What you will do:
Determine the number of lines in these entries that hold the word "Surf". Give the number and nothing more.

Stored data
.....
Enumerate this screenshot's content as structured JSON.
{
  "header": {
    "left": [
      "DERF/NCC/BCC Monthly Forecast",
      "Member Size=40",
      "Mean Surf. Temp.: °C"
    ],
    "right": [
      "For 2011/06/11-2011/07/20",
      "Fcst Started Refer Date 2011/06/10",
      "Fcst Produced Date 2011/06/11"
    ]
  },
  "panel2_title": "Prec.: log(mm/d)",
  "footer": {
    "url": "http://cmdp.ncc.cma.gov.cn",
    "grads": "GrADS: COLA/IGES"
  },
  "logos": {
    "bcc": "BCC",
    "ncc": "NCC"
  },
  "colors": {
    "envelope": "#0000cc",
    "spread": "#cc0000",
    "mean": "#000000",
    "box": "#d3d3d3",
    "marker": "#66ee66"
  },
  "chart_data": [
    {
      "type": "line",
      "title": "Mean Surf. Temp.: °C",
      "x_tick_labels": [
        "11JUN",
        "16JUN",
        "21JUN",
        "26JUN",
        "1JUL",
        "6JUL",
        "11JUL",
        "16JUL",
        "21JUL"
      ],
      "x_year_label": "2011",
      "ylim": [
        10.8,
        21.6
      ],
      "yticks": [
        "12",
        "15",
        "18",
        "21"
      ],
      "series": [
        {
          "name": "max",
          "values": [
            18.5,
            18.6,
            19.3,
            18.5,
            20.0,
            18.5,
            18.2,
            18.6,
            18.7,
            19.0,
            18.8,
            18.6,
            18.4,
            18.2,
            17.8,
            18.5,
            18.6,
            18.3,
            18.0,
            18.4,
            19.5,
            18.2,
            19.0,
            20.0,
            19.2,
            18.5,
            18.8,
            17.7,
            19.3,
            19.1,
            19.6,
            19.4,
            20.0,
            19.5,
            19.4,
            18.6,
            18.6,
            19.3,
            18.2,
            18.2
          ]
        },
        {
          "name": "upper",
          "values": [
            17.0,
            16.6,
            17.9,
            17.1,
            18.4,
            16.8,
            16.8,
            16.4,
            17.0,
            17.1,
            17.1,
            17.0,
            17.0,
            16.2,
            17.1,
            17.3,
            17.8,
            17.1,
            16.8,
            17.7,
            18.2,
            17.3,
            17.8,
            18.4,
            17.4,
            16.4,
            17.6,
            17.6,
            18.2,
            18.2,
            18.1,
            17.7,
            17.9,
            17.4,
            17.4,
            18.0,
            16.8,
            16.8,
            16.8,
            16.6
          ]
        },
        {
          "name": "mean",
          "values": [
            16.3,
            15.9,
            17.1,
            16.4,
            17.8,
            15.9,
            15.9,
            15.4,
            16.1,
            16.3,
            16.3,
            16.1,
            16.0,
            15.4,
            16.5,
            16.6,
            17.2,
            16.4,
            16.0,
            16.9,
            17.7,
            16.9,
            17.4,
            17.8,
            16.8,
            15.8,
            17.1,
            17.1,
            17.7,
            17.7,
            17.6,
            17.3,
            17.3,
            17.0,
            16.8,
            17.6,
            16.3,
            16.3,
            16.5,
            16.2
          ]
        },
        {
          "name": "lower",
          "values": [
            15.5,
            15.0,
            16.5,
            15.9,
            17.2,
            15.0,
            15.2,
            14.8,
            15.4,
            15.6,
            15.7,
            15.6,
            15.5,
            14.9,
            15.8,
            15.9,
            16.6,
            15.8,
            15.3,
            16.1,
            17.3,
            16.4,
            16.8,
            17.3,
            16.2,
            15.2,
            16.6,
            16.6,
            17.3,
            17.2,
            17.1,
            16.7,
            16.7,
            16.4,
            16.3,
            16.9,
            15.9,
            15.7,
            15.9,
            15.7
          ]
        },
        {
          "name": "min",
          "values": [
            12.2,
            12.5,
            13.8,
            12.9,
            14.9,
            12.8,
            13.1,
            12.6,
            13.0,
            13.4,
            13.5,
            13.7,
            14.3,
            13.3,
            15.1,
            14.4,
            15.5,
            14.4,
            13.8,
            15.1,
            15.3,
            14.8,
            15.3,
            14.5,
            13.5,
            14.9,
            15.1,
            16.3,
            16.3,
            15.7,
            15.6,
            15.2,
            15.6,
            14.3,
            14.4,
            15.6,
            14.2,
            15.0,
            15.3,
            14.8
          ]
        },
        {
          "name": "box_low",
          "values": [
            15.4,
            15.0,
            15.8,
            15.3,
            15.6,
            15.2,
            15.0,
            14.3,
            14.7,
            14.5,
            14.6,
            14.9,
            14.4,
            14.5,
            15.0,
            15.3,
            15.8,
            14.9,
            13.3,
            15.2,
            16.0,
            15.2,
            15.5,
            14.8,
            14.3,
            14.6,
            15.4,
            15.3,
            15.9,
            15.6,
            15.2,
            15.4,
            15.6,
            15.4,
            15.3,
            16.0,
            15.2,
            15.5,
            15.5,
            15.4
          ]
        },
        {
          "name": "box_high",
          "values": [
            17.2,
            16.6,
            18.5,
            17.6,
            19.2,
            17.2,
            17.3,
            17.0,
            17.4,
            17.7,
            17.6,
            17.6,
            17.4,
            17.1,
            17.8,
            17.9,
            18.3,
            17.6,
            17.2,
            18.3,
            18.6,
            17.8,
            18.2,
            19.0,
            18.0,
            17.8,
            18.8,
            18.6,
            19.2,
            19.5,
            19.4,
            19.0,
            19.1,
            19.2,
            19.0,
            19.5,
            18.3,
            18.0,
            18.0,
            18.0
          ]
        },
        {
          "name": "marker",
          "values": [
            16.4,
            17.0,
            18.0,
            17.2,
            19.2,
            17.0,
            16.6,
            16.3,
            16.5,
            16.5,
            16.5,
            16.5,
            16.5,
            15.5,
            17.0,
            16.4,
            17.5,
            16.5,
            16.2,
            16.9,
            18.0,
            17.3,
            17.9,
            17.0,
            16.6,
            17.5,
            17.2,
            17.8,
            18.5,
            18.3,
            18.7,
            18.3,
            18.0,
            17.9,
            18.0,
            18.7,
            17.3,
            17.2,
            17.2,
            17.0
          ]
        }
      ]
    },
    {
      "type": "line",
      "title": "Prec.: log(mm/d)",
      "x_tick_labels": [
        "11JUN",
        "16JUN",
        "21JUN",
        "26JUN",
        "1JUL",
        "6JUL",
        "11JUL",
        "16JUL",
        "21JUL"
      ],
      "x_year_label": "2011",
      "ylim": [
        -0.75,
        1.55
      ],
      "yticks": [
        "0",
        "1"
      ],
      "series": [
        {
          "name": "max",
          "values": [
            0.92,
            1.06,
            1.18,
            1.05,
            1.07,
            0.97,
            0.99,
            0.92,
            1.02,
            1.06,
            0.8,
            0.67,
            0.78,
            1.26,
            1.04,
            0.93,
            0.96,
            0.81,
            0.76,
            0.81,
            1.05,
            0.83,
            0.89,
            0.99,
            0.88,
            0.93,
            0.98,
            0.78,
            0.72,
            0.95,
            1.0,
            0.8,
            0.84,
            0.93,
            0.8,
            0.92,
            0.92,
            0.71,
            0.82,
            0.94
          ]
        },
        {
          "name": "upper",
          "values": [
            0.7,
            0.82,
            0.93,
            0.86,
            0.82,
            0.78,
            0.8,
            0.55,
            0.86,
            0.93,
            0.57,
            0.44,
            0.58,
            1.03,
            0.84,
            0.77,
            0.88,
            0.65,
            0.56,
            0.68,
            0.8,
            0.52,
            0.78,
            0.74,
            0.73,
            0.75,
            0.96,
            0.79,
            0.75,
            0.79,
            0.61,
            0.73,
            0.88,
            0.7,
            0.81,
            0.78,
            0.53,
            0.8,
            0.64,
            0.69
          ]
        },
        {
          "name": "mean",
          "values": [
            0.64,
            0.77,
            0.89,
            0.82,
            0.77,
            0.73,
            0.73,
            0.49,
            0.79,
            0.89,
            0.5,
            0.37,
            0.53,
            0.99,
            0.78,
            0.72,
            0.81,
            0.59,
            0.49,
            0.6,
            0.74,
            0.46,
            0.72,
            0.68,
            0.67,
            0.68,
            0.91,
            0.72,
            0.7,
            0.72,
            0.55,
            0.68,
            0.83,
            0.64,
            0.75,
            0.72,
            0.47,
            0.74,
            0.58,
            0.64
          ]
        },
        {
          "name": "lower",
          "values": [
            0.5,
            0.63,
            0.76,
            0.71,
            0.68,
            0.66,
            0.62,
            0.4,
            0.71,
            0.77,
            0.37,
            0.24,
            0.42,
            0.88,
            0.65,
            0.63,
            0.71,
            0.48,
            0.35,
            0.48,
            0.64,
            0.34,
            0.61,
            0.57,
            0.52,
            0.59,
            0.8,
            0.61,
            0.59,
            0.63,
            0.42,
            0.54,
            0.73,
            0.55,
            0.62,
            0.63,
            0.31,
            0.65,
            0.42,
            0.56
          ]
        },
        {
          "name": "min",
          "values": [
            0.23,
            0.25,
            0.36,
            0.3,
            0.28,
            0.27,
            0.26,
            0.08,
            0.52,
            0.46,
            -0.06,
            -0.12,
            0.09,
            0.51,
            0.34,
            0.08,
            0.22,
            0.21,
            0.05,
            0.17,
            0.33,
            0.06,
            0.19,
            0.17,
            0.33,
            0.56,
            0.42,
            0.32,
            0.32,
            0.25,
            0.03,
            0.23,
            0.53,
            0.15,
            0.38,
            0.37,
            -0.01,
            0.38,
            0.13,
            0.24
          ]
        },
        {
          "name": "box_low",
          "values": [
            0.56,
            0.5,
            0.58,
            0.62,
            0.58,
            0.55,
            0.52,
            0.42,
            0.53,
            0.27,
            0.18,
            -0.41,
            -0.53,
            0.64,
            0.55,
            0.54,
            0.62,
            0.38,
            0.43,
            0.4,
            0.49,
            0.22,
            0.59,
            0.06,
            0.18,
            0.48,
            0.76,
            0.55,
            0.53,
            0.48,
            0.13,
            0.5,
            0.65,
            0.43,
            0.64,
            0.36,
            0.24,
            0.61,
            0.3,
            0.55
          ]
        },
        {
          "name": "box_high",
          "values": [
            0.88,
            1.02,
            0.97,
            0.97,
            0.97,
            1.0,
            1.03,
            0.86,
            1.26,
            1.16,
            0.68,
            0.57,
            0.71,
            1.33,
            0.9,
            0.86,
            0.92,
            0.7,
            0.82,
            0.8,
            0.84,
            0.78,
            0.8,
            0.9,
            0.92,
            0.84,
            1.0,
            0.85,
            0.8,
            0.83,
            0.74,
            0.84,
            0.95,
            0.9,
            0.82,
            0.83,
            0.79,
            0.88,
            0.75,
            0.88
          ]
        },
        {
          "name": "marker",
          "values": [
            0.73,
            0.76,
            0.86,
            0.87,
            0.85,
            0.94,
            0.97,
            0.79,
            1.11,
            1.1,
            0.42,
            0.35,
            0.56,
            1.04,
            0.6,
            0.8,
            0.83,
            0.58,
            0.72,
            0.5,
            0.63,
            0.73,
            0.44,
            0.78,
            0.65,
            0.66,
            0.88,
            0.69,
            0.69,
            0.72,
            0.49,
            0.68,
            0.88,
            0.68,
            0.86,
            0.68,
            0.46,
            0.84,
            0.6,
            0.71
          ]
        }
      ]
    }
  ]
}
.....
Answer to the problem:
2